### The exercise
Go through the data below. Pull out every line that has the word "title".

Entries with figure data:
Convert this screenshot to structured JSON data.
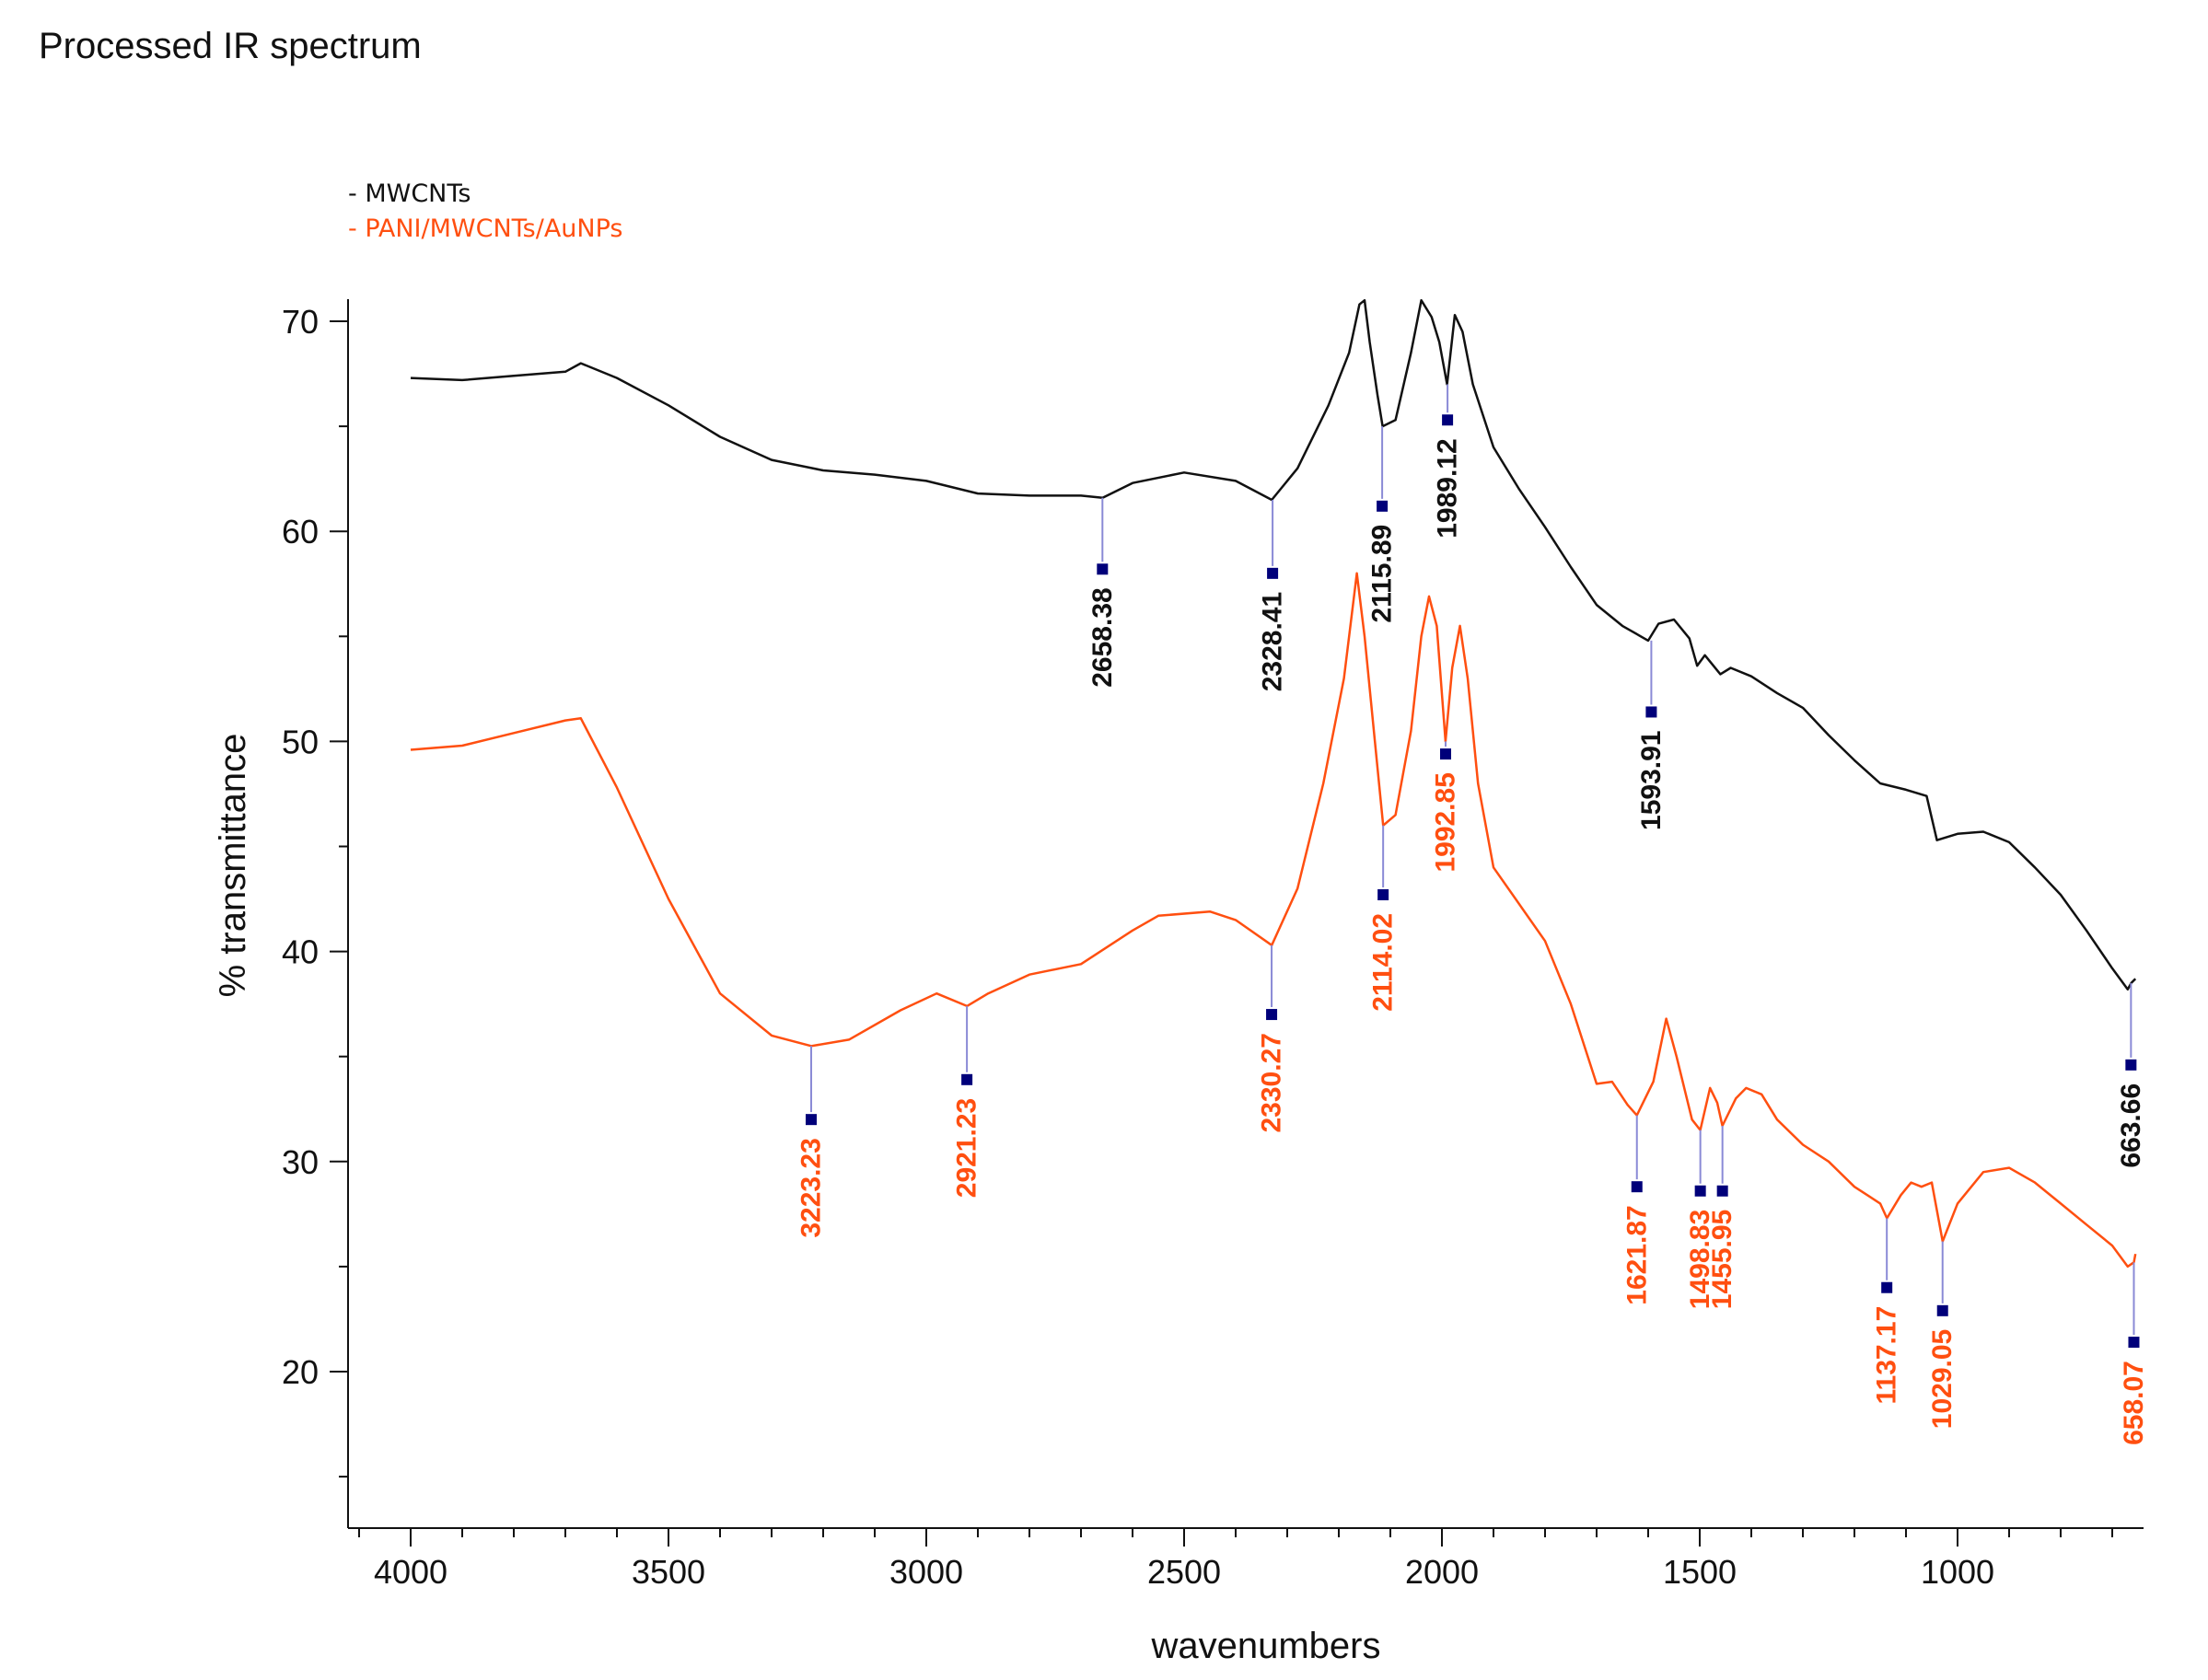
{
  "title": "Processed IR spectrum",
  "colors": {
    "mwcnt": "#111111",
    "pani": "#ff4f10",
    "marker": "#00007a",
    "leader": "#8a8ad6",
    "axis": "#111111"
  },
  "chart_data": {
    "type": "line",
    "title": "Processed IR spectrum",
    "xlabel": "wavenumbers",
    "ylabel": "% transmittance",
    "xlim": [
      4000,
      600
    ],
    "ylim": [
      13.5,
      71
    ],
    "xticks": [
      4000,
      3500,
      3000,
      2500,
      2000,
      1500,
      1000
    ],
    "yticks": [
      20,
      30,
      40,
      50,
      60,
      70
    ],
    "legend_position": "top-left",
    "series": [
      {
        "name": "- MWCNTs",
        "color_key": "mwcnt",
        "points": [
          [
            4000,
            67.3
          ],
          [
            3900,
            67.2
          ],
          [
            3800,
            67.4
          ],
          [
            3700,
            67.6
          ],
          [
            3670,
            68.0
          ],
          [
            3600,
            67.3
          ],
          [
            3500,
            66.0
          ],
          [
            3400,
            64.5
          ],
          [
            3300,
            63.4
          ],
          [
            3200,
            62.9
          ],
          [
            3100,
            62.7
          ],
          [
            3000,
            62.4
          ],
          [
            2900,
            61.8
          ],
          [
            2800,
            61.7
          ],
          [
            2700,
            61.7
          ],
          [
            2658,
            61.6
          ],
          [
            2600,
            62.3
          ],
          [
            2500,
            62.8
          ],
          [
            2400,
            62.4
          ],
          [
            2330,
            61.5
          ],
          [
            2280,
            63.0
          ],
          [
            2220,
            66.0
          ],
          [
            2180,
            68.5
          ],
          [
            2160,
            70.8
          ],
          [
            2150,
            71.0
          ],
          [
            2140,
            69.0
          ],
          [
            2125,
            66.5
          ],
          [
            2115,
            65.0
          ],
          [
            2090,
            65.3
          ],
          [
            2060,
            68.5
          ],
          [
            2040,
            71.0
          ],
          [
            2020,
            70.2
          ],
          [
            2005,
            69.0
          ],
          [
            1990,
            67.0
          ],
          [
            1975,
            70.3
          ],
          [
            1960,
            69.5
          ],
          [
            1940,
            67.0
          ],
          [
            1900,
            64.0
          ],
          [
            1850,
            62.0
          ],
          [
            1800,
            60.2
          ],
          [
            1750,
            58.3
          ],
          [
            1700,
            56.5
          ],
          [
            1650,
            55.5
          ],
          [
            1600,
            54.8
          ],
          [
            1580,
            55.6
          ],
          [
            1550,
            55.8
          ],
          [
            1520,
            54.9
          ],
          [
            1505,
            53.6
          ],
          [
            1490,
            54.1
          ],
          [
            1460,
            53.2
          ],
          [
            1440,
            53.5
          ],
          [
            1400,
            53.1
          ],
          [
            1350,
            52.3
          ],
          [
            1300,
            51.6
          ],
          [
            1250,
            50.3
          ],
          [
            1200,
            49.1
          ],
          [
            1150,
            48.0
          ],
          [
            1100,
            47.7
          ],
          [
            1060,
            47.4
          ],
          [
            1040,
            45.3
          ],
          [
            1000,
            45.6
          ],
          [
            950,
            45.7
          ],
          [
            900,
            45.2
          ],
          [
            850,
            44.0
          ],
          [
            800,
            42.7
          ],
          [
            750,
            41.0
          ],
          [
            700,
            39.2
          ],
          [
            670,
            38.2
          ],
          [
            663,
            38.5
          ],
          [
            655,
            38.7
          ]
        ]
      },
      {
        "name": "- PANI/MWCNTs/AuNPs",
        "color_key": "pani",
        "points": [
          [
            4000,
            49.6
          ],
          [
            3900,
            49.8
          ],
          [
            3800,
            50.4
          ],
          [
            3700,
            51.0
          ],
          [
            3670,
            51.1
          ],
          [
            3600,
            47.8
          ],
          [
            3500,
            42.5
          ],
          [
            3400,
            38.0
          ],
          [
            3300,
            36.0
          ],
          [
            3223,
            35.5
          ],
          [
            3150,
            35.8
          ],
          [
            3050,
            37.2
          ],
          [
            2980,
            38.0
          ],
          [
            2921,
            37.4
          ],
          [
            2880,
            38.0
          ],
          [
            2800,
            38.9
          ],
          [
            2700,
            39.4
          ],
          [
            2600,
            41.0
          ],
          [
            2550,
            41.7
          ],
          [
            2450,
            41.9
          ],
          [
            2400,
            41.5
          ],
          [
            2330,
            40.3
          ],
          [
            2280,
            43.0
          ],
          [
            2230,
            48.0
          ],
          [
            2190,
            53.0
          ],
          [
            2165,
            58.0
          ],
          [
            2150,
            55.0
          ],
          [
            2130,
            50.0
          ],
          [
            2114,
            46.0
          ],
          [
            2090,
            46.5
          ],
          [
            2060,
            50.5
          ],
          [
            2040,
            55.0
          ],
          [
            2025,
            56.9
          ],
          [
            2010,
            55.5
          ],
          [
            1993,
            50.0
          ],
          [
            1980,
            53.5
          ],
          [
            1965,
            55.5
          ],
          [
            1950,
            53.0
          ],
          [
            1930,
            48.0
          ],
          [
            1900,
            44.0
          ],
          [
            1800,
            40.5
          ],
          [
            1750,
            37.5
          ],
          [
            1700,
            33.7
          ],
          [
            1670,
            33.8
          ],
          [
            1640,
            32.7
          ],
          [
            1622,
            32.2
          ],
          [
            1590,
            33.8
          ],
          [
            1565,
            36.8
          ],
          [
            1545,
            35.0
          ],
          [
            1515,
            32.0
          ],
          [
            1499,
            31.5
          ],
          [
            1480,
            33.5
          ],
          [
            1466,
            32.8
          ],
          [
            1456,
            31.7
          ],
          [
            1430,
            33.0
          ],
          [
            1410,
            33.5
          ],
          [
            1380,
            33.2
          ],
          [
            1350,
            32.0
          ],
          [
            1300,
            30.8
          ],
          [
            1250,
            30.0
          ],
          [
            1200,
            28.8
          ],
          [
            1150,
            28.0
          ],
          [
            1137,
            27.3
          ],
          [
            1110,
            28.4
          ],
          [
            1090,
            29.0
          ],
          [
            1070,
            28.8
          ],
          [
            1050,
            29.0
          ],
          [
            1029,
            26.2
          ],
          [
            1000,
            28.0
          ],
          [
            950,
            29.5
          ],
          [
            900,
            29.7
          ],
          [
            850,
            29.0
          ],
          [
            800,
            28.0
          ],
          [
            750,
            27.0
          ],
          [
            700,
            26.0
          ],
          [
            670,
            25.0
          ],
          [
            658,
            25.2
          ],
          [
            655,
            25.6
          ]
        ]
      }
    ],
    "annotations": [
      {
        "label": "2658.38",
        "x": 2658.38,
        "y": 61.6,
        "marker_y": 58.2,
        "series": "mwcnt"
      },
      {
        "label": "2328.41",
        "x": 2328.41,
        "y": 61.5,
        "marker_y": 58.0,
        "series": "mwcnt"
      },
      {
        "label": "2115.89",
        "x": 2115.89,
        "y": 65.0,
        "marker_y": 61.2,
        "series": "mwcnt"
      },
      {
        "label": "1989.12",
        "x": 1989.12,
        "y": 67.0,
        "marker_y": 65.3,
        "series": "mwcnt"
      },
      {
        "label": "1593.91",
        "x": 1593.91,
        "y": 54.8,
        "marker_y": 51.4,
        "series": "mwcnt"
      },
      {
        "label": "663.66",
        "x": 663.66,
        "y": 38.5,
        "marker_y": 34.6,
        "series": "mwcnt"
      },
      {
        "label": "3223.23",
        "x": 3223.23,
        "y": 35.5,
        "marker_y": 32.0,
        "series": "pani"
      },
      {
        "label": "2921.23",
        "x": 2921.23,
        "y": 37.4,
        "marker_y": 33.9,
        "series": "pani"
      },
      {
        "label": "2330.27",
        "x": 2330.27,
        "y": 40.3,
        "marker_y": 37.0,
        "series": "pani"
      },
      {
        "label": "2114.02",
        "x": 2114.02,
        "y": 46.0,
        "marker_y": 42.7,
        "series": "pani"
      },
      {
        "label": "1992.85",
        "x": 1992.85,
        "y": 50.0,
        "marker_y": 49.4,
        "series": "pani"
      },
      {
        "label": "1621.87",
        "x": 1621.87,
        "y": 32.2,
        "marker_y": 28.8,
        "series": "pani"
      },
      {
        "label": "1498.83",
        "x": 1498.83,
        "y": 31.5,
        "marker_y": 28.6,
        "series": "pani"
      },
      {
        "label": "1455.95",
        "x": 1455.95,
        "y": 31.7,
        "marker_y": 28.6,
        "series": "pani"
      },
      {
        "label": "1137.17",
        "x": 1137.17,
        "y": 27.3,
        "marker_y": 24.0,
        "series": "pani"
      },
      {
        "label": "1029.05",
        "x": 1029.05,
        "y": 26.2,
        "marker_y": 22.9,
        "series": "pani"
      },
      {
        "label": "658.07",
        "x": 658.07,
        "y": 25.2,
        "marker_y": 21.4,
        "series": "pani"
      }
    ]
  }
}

### Result of the exercise
  "title": "Processed IR spectrum",
    "title": "Processed IR spectrum",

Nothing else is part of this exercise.